● **DIRECTIONS**
Repeat, exactly and in full, the lines of the listing below, but without any pictures.

Stored data
• • • • • • •

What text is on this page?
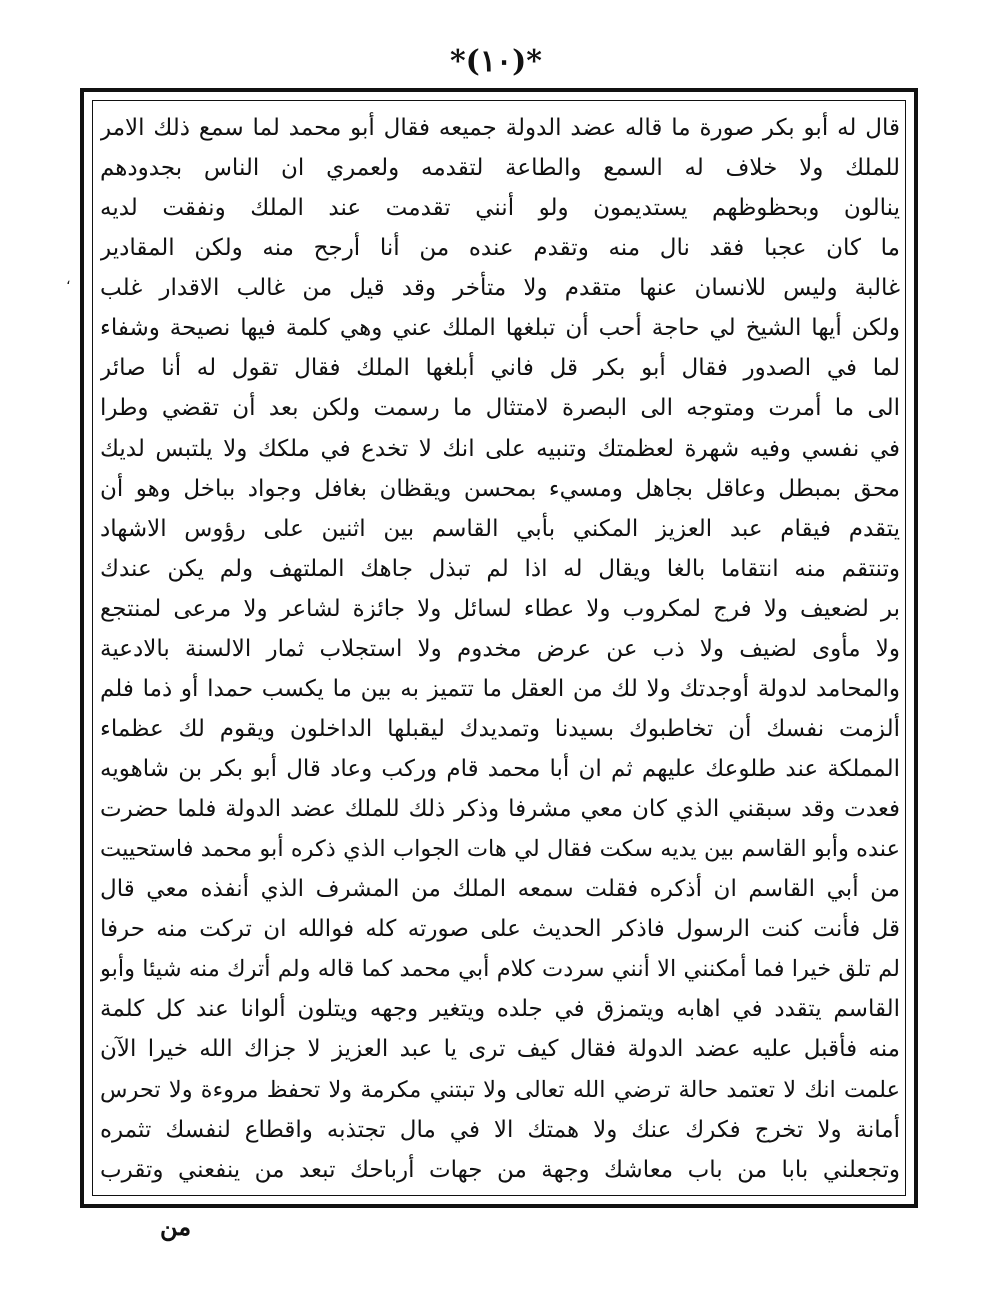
*(١٠)*
،
قال له أبو بكر صورة ما قاله عضد الدولة جميعه فقال أبو محمد لما سمع ذلك الامر
للملك ولا خلاف له السمع والطاعة لتقدمه ولعمري ان الناس بجدودهم
ينالون وبحظوظهم يستديمون ولو أنني تقدمت عند الملك ونفقت لديه
ما كان عجبا فقد نال منه وتقدم عنده من أنا أرجح منه ولكن المقادير
غالبة وليس للانسان عنها متقدم ولا متأخر وقد قيل من غالب الاقدار غلب
ولكن أيها الشيخ لي حاجة أحب أن تبلغها الملك عني وهي كلمة فيها نصيحة وشفاء
لما في الصدور فقال أبو بكر قل فاني أبلغها الملك فقال تقول له أنا صائر
الى ما أمرت ومتوجه الى البصرة لامتثال ما رسمت ولكن بعد أن تقضي وطرا
في نفسي وفيه شهرة لعظمتك وتنبيه على انك لا تخدع في ملكك ولا يلتبس لديك
محق بمبطل وعاقل بجاهل ومسيء بمحسن ويقظان بغافل وجواد بباخل وهو أن
يتقدم فيقام عبد العزيز المكني بأبي القاسم بين اثنين على رؤوس الاشهاد
وتنتقم منه انتقاما بالغا ويقال له اذا لم تبذل جاهك الملتهف ولم يكن عندك
بر لضعيف ولا فرج لمكروب ولا عطاء لسائل ولا جائزة لشاعر ولا مرعى لمنتجع
ولا مأوى لضيف ولا ذب عن عرض مخدوم ولا استجلاب ثمار الالسنة بالادعية
والمحامد لدولة أوجدتك ولا لك من العقل ما تتميز به بين ما يكسب حمدا أو ذما فلم
ألزمت نفسك أن تخاطبوك بسيدنا وتمديدك ليقبلها الداخلون ويقوم لك عظماء
المملكة عند طلوعك عليهم ثم ان أبا محمد قام وركب وعاد قال أبو بكر بن شاهويه
فعدت وقد سبقني الذي كان معي مشرفا وذكر ذلك للملك عضد الدولة فلما حضرت
عنده وأبو القاسم بين يديه سكت فقال لي هات الجواب الذي ذكره أبو محمد فاستحييت
من أبي القاسم ان أذكره فقلت سمعه الملك من المشرف الذي أنفذه معي قال
قل فأنت كنت الرسول فاذكر الحديث على صورته كله فوالله ان تركت منه حرفا
لم تلق خيرا فما أمكنني الا أنني سردت كلام أبي محمد كما قاله ولم أترك منه شيئا وأبو
القاسم يتقدد في اهابه ويتمزق في جلده ويتغير وجهه ويتلون ألوانا عند كل كلمة
منه فأقبل عليه عضد الدولة فقال كيف ترى يا عبد العزيز لا جزاك الله خيرا الآن
علمت انك لا تعتمد حالة ترضي الله تعالى ولا تبتني مكرمة ولا تحفظ مروءة ولا تحرس
أمانة ولا تخرج فكرك عنك ولا همتك الا في مال تجتذبه واقطاع لنفسك تثمره
وتجعلني بابا من باب معاشك وجهة من جهات أرباحك تبعد من ينفعني وتقرب
من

• • • • • • •

● **ANSWER TO THIS EXERCISE**
What text is on this page?
*(١٠)*
،
قال له أبو بكر صورة ما قاله عضد الدولة جميعه فقال أبو محمد لما سمع ذلك الامر
للملك ولا خلاف له السمع والطاعة لتقدمه ولعمري ان الناس بجدودهم
ينالون وبحظوظهم يستديمون ولو أنني تقدمت عند الملك ونفقت لديه
ما كان عجبا فقد نال منه وتقدم عنده من أنا أرجح منه ولكن المقادير
غالبة وليس للانسان عنها متقدم ولا متأخر وقد قيل من غالب الاقدار غلب
ولكن أيها الشيخ لي حاجة أحب أن تبلغها الملك عني وهي كلمة فيها نصيحة وشفاء
لما في الصدور فقال أبو بكر قل فاني أبلغها الملك فقال تقول له أنا صائر
الى ما أمرت ومتوجه الى البصرة لامتثال ما رسمت ولكن بعد أن تقضي وطرا
في نفسي وفيه شهرة لعظمتك وتنبيه على انك لا تخدع في ملكك ولا يلتبس لديك
محق بمبطل وعاقل بجاهل ومسيء بمحسن ويقظان بغافل وجواد بباخل وهو أن
يتقدم فيقام عبد العزيز المكني بأبي القاسم بين اثنين على رؤوس الاشهاد
وتنتقم منه انتقاما بالغا ويقال له اذا لم تبذل جاهك الملتهف ولم يكن عندك
بر لضعيف ولا فرج لمكروب ولا عطاء لسائل ولا جائزة لشاعر ولا مرعى لمنتجع
ولا مأوى لضيف ولا ذب عن عرض مخدوم ولا استجلاب ثمار الالسنة بالادعية
والمحامد لدولة أوجدتك ولا لك من العقل ما تتميز به بين ما يكسب حمدا أو ذما فلم
ألزمت نفسك أن تخاطبوك بسيدنا وتمديدك ليقبلها الداخلون ويقوم لك عظماء
المملكة عند طلوعك عليهم ثم ان أبا محمد قام وركب وعاد قال أبو بكر بن شاهويه
فعدت وقد سبقني الذي كان معي مشرفا وذكر ذلك للملك عضد الدولة فلما حضرت
عنده وأبو القاسم بين يديه سكت فقال لي هات الجواب الذي ذكره أبو محمد فاستحييت
من أبي القاسم ان أذكره فقلت سمعه الملك من المشرف الذي أنفذه معي قال
قل فأنت كنت الرسول فاذكر الحديث على صورته كله فوالله ان تركت منه حرفا
لم تلق خيرا فما أمكنني الا أنني سردت كلام أبي محمد كما قاله ولم أترك منه شيئا وأبو
القاسم يتقدد في اهابه ويتمزق في جلده ويتغير وجهه ويتلون ألوانا عند كل كلمة
منه فأقبل عليه عضد الدولة فقال كيف ترى يا عبد العزيز لا جزاك الله خيرا الآن
علمت انك لا تعتمد حالة ترضي الله تعالى ولا تبتني مكرمة ولا تحفظ مروءة ولا تحرس
أمانة ولا تخرج فكرك عنك ولا همتك الا في مال تجتذبه واقطاع لنفسك تثمره
وتجعلني بابا من باب معاشك وجهة من جهات أرباحك تبعد من ينفعني وتقرب
من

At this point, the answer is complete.